SPOILERS ahead (but surely you've played all these, I hope)

Final Fantasy 4: Epic doesn't describe this one enough. I remember watching my friend Danny play this game and thinking "Wow, this shit is awesome." There is a dark knight, a dragoon, a ninja, a summoner, all sorts of crazy shit. They're fighting on the moon and fighting underground. People are dying. Getting turned to stone.

This FF was awesome simply for the fact that you had characters and not some faceless "warrior." Cecil was a rather dynamic main character as well. A dark knight forced to kill to attain the crystals. Yet he was remorseful for his actions. Just to have a dark knight as your main character was so different for that time. Heroes were always knights in shining armor or young plucky kids with goofy hats. But Cecil was a dark-plated knight with dark powers. Killing Mysidians. Hooking up with the white mage.

The accompanying cast was pretty badass as well. With one exception...

You had Kain, the dragoon, who wielded a spear and jumped 50 feet in the air and would land on shit like "Pow!" Kain was a rather unique character as well, because he actually turns evil for a short time and leaves your group. Also he had the hots for the white mage Rosa, and that pissed him off that Cecil had her. What a jealous prick.

Then Rosa, the white mage everyone loved. She's a typical FF heroine: compassionate and earnest. Always looking out for everyone. Except Kain. He was totally gross to her. I guess.

Others include Rydia, the child summoner who becomes the badass teenage summoner with green hair, Tellah, the old fart who casts Meteo and kills himself, Edge, the quiet ninja prince guy, Yang who had a little ponytail and could kick people, the twins Palom and Porom, who were annoying but could wreak havoc with their spells, and Fu So Ya, the moon wizard who looked really old.

○ ○ ○ ○ ○ ○ ○

*Challenge a:*
In the Final Fantasy 4 passage, what weapon does Kain wield?

*Stored data entries:*
○ ○ ○ ○ ○ ○ ○

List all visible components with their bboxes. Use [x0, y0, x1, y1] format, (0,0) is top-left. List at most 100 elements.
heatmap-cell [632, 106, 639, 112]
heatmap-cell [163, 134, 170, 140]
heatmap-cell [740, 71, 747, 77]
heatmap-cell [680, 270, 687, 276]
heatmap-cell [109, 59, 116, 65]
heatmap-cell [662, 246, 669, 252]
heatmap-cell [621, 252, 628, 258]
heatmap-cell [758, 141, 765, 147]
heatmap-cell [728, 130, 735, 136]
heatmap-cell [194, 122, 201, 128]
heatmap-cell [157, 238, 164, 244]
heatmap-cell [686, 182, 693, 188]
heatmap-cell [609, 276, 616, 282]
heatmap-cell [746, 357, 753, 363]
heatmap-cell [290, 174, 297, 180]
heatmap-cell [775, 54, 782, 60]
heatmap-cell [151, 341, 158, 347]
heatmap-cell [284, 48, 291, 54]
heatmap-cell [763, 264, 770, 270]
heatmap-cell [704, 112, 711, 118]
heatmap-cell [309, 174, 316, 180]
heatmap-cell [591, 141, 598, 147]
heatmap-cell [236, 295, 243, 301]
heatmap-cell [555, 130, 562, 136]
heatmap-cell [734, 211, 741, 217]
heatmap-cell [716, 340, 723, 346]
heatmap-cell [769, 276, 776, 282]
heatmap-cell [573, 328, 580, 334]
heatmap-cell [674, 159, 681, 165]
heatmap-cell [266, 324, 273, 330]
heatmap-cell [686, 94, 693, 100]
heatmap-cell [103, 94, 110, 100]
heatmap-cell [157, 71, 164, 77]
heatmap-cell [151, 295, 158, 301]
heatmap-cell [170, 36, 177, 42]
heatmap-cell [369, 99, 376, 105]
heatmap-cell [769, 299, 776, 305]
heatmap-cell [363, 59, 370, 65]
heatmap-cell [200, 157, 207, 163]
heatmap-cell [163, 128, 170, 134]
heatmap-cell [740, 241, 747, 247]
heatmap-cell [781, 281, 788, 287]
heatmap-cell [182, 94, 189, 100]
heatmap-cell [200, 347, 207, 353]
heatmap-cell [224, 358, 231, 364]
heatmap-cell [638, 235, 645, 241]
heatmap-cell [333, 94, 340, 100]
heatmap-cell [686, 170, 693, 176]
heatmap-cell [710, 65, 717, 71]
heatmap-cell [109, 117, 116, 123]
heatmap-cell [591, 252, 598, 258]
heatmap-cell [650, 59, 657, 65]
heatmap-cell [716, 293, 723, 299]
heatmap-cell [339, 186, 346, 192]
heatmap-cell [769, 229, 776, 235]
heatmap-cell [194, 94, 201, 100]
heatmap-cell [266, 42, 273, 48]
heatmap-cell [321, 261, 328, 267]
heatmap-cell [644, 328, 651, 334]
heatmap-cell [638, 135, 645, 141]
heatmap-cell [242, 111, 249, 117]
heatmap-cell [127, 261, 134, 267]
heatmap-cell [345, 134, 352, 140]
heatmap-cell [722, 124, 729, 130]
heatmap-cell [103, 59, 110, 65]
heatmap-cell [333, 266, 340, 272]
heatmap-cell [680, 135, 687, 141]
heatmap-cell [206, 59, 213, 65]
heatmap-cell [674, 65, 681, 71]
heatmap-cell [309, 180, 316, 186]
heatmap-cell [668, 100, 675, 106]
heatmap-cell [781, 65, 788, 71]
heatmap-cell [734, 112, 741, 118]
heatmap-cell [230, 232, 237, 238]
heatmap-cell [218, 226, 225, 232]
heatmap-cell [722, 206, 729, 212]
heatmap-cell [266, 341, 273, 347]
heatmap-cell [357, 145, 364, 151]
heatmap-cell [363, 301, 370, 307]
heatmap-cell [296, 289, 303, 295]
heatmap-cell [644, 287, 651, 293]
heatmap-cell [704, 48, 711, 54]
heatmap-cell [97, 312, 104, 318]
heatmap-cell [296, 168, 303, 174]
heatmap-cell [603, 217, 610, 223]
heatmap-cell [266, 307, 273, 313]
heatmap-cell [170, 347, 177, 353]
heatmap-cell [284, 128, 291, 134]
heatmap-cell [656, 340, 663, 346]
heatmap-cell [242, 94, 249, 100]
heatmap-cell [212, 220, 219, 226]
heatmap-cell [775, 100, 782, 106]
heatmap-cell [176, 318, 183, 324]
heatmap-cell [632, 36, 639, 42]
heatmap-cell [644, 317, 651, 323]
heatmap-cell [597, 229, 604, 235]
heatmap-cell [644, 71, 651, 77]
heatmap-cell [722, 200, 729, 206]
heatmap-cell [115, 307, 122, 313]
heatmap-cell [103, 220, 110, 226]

○ ○ ○ ○ ○ ○ ○

*Challenge b:*
Please pull out the lines of the entries, starting at the first line and continuing through the line with "heatmap-cell [157, 238, 164, 244]". Copy them unchanged.

*Reply a:*
A spear.

*Reply b:*
List all visible components with their bboxes. Use [x0, y0, x1, y1] format, (0,0) is top-left. List at most 100 elements.
heatmap-cell [632, 106, 639, 112]
heatmap-cell [163, 134, 170, 140]
heatmap-cell [740, 71, 747, 77]
heatmap-cell [680, 270, 687, 276]
heatmap-cell [109, 59, 116, 65]
heatmap-cell [662, 246, 669, 252]
heatmap-cell [621, 252, 628, 258]
heatmap-cell [758, 141, 765, 147]
heatmap-cell [728, 130, 735, 136]
heatmap-cell [194, 122, 201, 128]
heatmap-cell [157, 238, 164, 244]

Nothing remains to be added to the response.